To do:
Repeat everything from the start of the records down to the line containing "lat-tick-label: 10.4N: [156, 169, 193, 185]", with both ends included.

Supplied data:
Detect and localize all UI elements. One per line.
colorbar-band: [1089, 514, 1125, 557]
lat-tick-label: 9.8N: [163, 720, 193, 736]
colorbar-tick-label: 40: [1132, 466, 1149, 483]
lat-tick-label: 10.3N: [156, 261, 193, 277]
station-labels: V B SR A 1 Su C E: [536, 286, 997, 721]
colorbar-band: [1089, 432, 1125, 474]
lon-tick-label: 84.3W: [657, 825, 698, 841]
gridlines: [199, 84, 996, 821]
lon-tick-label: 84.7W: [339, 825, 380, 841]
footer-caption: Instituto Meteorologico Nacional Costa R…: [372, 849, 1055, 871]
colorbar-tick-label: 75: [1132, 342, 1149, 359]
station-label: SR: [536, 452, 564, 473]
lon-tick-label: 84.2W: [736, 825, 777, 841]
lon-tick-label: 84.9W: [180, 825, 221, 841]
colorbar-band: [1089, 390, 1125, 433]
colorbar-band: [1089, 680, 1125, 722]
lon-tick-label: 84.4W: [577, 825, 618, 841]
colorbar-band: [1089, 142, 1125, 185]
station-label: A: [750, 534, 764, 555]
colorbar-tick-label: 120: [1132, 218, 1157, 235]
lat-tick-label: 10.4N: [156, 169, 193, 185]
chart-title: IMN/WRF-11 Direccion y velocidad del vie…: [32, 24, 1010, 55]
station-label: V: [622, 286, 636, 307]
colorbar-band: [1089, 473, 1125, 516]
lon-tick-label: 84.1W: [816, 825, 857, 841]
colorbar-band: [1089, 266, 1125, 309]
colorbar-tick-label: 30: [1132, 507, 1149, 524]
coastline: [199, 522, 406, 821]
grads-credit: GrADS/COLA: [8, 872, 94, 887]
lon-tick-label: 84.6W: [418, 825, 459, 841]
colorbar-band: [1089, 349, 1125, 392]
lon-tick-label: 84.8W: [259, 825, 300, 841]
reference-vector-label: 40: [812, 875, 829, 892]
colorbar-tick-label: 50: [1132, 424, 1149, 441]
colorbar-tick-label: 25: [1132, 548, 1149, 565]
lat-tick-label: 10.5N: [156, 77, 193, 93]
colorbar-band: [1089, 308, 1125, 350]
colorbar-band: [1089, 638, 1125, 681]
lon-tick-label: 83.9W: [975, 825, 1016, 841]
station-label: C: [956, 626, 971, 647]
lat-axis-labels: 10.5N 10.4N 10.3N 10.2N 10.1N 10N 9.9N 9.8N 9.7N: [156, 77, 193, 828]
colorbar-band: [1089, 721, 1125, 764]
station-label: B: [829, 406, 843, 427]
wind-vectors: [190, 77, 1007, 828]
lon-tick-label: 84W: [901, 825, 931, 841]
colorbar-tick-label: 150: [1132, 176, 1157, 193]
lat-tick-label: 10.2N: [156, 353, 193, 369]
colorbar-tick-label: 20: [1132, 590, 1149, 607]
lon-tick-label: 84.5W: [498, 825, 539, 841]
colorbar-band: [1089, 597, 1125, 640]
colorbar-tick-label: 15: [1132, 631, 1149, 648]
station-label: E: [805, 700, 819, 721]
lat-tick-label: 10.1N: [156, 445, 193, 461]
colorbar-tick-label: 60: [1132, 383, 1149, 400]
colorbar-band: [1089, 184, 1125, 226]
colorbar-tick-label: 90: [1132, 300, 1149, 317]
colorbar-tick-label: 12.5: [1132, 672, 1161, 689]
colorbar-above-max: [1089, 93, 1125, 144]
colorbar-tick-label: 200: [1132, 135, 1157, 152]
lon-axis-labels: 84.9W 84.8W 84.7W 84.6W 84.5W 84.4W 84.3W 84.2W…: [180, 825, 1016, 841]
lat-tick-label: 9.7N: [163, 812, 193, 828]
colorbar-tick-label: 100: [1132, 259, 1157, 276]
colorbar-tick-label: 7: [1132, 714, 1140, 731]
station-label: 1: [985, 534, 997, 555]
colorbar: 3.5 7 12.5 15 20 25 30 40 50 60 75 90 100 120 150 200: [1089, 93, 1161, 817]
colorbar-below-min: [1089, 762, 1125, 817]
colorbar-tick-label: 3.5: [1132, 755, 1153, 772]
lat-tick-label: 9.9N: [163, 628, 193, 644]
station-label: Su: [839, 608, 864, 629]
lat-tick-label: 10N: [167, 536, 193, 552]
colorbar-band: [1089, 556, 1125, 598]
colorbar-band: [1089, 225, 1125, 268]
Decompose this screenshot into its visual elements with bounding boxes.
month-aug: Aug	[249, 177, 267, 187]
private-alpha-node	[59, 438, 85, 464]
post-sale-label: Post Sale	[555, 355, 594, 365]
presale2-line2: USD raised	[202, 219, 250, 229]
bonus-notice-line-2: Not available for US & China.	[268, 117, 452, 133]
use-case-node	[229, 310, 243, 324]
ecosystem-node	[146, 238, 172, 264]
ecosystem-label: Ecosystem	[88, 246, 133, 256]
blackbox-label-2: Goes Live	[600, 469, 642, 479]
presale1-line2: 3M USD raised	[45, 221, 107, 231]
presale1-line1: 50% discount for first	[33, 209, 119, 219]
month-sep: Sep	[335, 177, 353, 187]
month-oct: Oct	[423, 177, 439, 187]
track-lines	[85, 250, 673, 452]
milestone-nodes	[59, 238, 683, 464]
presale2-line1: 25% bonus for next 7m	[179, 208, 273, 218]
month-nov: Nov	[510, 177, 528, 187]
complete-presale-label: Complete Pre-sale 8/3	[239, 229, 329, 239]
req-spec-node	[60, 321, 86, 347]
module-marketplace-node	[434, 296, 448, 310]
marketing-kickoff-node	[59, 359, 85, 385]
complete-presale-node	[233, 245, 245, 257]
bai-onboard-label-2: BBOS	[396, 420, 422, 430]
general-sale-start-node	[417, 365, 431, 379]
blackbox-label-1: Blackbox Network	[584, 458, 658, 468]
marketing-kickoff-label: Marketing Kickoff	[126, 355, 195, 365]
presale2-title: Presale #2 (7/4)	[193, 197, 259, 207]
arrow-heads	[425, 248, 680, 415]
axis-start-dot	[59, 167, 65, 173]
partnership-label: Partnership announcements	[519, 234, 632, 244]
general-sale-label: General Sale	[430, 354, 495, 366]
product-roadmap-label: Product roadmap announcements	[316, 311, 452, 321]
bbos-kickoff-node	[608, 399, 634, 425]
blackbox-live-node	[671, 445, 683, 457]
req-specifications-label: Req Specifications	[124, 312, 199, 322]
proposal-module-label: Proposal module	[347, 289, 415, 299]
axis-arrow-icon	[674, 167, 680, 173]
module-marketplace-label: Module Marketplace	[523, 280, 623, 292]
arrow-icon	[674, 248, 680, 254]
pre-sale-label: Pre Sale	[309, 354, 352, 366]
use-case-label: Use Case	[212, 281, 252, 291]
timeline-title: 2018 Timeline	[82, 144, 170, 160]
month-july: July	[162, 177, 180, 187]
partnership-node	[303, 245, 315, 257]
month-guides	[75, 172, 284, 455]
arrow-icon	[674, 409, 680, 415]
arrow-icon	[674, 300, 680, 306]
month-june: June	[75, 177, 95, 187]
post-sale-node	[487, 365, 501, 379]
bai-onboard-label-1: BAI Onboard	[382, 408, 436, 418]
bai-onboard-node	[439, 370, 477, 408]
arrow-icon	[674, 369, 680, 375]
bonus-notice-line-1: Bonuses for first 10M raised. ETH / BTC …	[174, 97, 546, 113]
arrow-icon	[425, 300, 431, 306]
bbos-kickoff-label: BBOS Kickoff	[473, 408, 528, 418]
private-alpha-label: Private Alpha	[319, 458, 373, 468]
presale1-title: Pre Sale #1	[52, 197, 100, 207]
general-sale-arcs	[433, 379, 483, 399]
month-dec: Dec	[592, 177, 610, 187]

Solution:
Detect and localize all UI elements. One per line.
colorbar-band: [1089, 514, 1125, 557]
lat-tick-label: 9.8N: [163, 720, 193, 736]
colorbar-tick-label: 40: [1132, 466, 1149, 483]
lat-tick-label: 10.3N: [156, 261, 193, 277]
station-labels: V B SR A 1 Su C E: [536, 286, 997, 721]
colorbar-band: [1089, 432, 1125, 474]
lon-tick-label: 84.3W: [657, 825, 698, 841]
gridlines: [199, 84, 996, 821]
lon-tick-label: 84.7W: [339, 825, 380, 841]
footer-caption: Instituto Meteorologico Nacional Costa R…: [372, 849, 1055, 871]
colorbar-tick-label: 75: [1132, 342, 1149, 359]
station-label: SR: [536, 452, 564, 473]
lon-tick-label: 84.2W: [736, 825, 777, 841]
lon-tick-label: 84.9W: [180, 825, 221, 841]
colorbar-band: [1089, 390, 1125, 433]
colorbar-band: [1089, 680, 1125, 722]
lon-tick-label: 84.4W: [577, 825, 618, 841]
colorbar-band: [1089, 142, 1125, 185]
station-label: A: [750, 534, 764, 555]
colorbar-tick-label: 120: [1132, 218, 1157, 235]
lat-tick-label: 10.4N: [156, 169, 193, 185]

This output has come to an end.